— Start of Stored data —

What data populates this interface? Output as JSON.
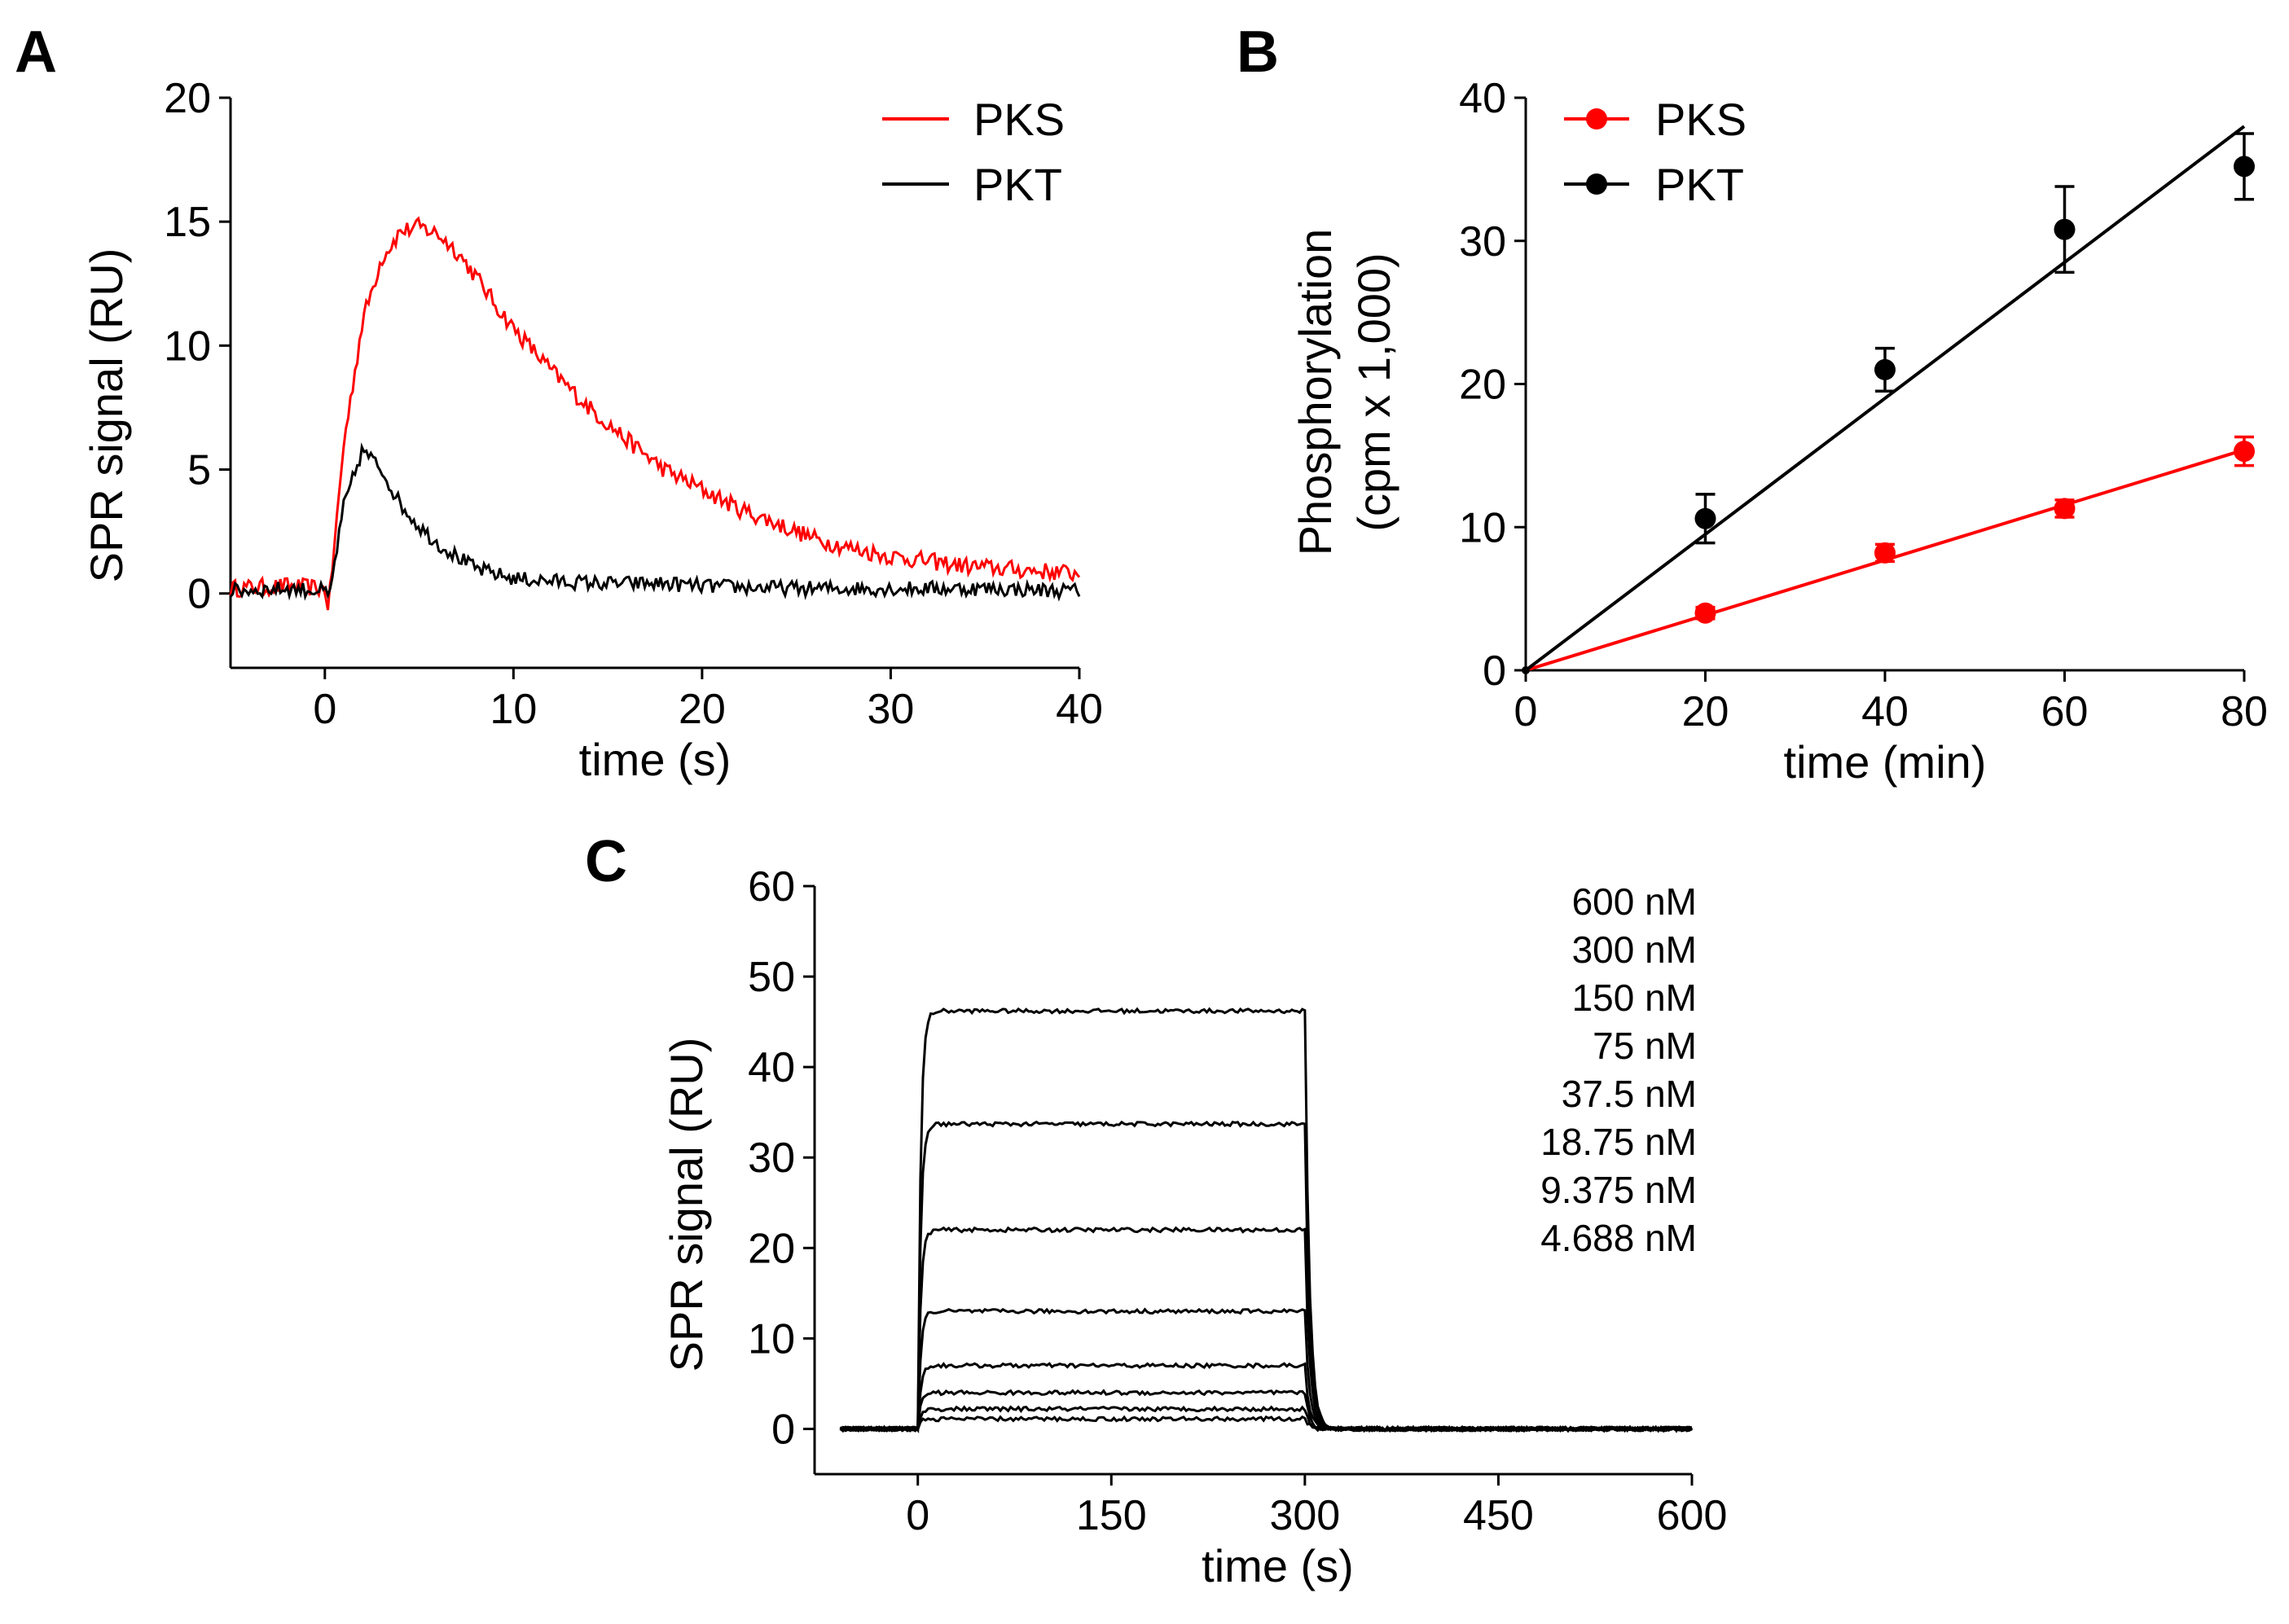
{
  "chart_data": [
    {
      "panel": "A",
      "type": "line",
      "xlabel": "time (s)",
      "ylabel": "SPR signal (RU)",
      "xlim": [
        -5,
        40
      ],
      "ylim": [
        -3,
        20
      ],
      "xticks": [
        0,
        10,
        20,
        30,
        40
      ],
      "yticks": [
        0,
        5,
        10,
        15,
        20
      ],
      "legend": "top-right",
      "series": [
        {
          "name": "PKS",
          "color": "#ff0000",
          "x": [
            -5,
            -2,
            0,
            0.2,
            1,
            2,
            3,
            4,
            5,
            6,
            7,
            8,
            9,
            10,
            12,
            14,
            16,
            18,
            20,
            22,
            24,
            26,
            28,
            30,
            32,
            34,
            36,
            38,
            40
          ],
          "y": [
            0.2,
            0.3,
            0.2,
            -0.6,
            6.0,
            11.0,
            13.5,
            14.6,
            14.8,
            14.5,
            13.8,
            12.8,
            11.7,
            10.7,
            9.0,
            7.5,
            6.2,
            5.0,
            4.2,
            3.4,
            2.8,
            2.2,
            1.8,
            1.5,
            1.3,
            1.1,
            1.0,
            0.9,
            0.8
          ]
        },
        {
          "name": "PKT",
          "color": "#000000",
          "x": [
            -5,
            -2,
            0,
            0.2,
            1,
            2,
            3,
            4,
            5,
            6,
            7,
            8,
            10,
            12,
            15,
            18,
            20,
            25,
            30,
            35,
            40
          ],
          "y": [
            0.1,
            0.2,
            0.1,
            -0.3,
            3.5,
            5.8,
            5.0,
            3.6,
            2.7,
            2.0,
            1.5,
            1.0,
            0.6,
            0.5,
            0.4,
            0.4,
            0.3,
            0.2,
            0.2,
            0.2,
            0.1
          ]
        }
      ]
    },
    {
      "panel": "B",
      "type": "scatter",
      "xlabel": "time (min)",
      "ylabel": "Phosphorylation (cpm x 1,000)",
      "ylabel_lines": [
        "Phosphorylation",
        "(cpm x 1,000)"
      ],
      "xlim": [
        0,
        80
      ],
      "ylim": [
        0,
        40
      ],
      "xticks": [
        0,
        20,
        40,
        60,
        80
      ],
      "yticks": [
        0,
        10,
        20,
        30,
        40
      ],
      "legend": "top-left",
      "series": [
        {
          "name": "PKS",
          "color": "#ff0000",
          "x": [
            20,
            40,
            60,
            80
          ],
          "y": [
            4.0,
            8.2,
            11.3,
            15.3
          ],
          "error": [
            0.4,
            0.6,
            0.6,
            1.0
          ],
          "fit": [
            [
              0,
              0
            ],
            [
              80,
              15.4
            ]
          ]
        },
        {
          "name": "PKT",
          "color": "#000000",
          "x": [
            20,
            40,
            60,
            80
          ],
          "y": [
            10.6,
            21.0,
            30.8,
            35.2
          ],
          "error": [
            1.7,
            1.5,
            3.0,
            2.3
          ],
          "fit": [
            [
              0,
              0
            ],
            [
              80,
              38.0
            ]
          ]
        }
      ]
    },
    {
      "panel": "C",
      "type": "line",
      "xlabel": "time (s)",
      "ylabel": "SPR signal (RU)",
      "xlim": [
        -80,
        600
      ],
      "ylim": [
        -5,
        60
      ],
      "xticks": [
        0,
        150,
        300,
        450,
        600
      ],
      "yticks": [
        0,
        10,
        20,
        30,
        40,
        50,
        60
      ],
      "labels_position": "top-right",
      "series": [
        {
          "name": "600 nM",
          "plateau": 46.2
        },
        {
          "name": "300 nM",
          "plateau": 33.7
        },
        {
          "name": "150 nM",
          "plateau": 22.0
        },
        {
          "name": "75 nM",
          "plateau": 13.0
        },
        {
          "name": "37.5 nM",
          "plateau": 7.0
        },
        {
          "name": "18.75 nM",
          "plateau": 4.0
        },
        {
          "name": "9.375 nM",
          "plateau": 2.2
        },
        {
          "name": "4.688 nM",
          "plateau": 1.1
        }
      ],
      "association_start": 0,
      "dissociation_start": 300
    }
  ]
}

— End of Stored data —
— Start of Stored data —

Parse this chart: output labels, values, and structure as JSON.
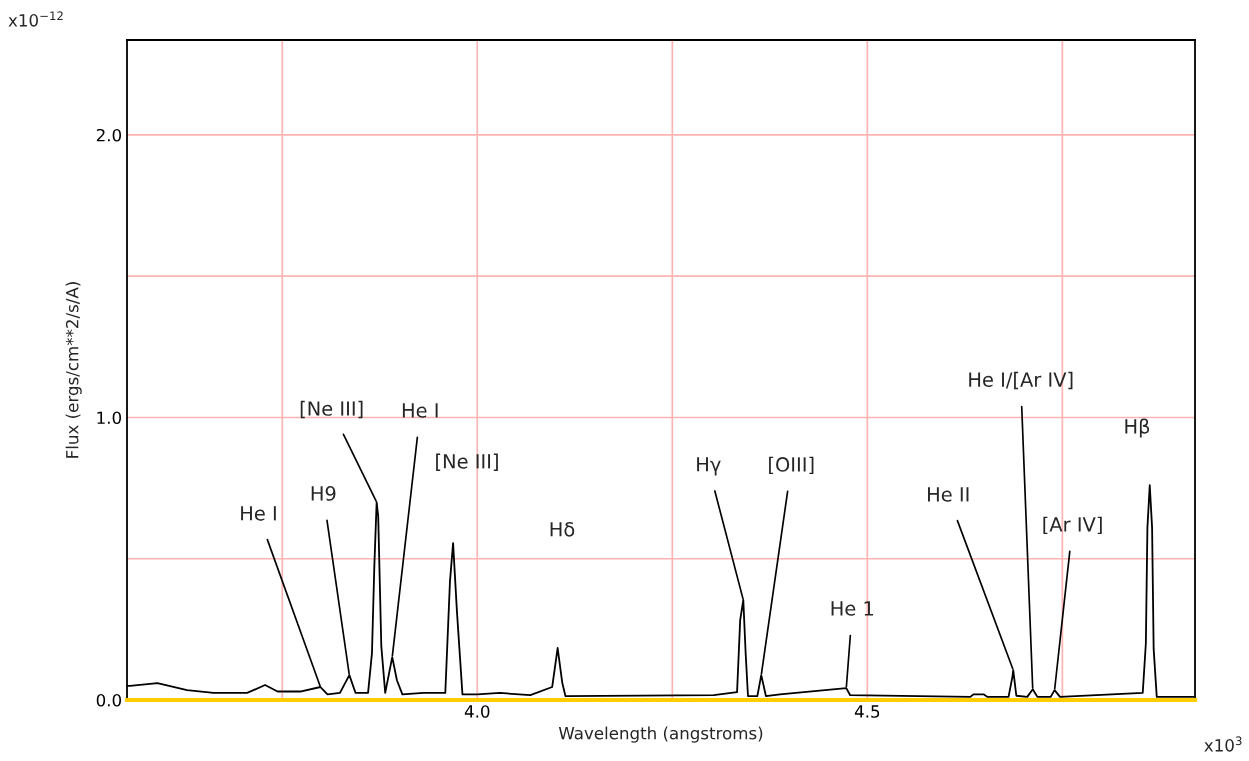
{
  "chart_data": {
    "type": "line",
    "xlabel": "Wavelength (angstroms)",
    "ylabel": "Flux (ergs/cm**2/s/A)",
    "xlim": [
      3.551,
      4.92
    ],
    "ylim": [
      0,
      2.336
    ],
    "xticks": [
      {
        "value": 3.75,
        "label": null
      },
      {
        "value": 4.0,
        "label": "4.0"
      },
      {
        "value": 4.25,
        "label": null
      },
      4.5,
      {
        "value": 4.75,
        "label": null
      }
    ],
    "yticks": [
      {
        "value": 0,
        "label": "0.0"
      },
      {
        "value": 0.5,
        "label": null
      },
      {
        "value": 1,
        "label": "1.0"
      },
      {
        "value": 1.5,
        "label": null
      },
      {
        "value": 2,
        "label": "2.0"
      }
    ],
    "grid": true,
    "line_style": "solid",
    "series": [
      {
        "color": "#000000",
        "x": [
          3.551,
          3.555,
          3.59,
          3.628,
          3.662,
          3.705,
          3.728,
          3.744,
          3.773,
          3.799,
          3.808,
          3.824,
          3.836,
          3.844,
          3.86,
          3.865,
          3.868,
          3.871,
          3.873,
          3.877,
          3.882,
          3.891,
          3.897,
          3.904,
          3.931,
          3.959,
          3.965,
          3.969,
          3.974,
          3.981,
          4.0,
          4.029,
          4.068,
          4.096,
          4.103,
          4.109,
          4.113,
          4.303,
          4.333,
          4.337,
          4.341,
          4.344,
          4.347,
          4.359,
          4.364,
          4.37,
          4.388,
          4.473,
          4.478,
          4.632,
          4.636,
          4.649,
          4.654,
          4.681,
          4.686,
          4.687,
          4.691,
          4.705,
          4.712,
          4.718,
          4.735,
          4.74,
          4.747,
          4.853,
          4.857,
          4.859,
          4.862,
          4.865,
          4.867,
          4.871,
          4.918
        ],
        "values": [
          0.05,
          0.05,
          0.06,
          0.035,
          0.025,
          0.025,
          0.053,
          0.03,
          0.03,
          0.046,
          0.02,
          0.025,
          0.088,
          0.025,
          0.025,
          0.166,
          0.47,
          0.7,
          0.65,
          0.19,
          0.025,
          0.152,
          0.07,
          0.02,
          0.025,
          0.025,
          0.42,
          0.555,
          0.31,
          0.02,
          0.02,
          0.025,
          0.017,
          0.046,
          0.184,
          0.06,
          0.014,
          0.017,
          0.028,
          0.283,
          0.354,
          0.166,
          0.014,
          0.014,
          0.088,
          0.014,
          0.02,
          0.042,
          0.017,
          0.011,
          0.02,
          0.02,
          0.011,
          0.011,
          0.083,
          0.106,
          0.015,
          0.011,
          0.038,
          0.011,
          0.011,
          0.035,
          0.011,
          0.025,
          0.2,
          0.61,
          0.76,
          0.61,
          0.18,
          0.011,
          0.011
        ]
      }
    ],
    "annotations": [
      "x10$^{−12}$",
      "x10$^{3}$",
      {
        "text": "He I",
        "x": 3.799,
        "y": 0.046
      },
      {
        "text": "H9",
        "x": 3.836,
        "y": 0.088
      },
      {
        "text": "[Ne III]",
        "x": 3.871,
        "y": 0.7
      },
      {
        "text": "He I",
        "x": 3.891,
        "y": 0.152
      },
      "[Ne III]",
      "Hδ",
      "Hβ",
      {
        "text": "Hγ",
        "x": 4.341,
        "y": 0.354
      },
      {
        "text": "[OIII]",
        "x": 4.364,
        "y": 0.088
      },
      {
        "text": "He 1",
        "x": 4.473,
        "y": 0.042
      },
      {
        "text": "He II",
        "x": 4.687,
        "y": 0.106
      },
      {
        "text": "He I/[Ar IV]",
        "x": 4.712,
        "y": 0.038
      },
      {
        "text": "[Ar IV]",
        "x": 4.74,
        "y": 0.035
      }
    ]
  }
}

— End of Stored data —

Stated problem: Copy the lines from the entries above in which the word "this" appears.

Written solution:
What data populates this interface? Output as JSON.
Parse this chart: output labels, values, and structure as JSON.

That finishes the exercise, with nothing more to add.